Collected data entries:

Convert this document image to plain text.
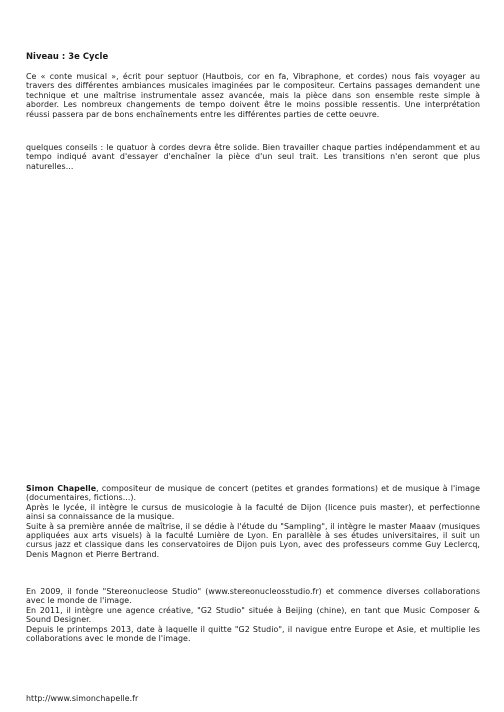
Niveau : 3e Cycle

Ce « conte musical », écrit pour septuor (Hautbois, cor en fa, Vibraphone, et cordes) nous fais voyager au travers des différentes ambiances musicales imaginées par le compositeur. Certains passages demandent une technique et une maîtrise instrumentale assez avancée, mais la pièce dans son ensemble reste simple à aborder. Les nombreux changements de tempo doivent être le moins possible ressentis. Une interprétation réussi passera par de bons enchaînements entre les différentes parties de cette oeuvre.

quelques conseils : le quatuor à cordes devra être solide. Bien travailler chaque parties indépendamment et au tempo indiqué avant d'essayer d'enchaîner la pièce d'un seul trait. Les transitions n'en seront que plus naturelles...

Simon Chapelle, compositeur de musique de concert (petites et grandes formations) et de musique à l'image (documentaires, fictions...).

Après le lycée, il intègre le cursus de musicologie à la faculté de Dijon (licence puis master), et perfectionne ainsi sa connaissance de la musique.

Suite à sa première année de maîtrise, il se dédie à l'étude du "Sampling", il intègre le master Maaav (musiques appliquées aux arts visuels) à la faculté Lumière de Lyon. En parallèle à ses études universitaires, il suit un cursus jazz et classique dans les conservatoires de Dijon puis Lyon, avec des professeurs comme Guy Leclercq, Denis Magnon et Pierre Bertrand.

En 2009, il fonde "Stereonucleose Studio" (www.stereonucleosstudio.fr) et commence diverses collaborations avec le monde de l'image.

En 2011, il intègre une agence créative, "G2 Studio" située à Beijing (chine), en tant que Music Composer & Sound Designer.

Depuis le printemps 2013, date à laquelle il quitte "G2 Studio", il navigue entre Europe et Asie, et multiplie les collaborations avec le monde de l'image.

http://www.simonchapelle.fr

WHAT IS NEEDED:
Restate the full listing verbatim and drop every picture.

FINAL RESULT:
Convert this document image to plain text.
Niveau : 3e Cycle

Ce « conte musical », écrit pour septuor (Hautbois, cor en fa, Vibraphone, et cordes) nous fais voyager au travers des différentes ambiances musicales imaginées par le compositeur. Certains passages demandent une technique et une maîtrise instrumentale assez avancée, mais la pièce dans son ensemble reste simple à aborder. Les nombreux changements de tempo doivent être le moins possible ressentis. Une interprétation réussi passera par de bons enchaînements entre les différentes parties de cette oeuvre.

quelques conseils : le quatuor à cordes devra être solide. Bien travailler chaque parties indépendamment et au tempo indiqué avant d'essayer d'enchaîner la pièce d'un seul trait. Les transitions n'en seront que plus naturelles...

Simon Chapelle, compositeur de musique de concert (petites et grandes formations) et de musique à l'image (documentaires, fictions...).

Après le lycée, il intègre le cursus de musicologie à la faculté de Dijon (licence puis master), et perfectionne ainsi sa connaissance de la musique.

Suite à sa première année de maîtrise, il se dédie à l'étude du "Sampling", il intègre le master Maaav (musiques appliquées aux arts visuels) à la faculté Lumière de Lyon. En parallèle à ses études universitaires, il suit un cursus jazz et classique dans les conservatoires de Dijon puis Lyon, avec des professeurs comme Guy Leclercq, Denis Magnon et Pierre Bertrand.

En 2009, il fonde "Stereonucleose Studio" (www.stereonucleosstudio.fr) et commence diverses collaborations avec le monde de l'image.

En 2011, il intègre une agence créative, "G2 Studio" située à Beijing (chine), en tant que Music Composer & Sound Designer.

Depuis le printemps 2013, date à laquelle il quitte "G2 Studio", il navigue entre Europe et Asie, et multiplie les collaborations avec le monde de l'image.

http://www.simonchapelle.fr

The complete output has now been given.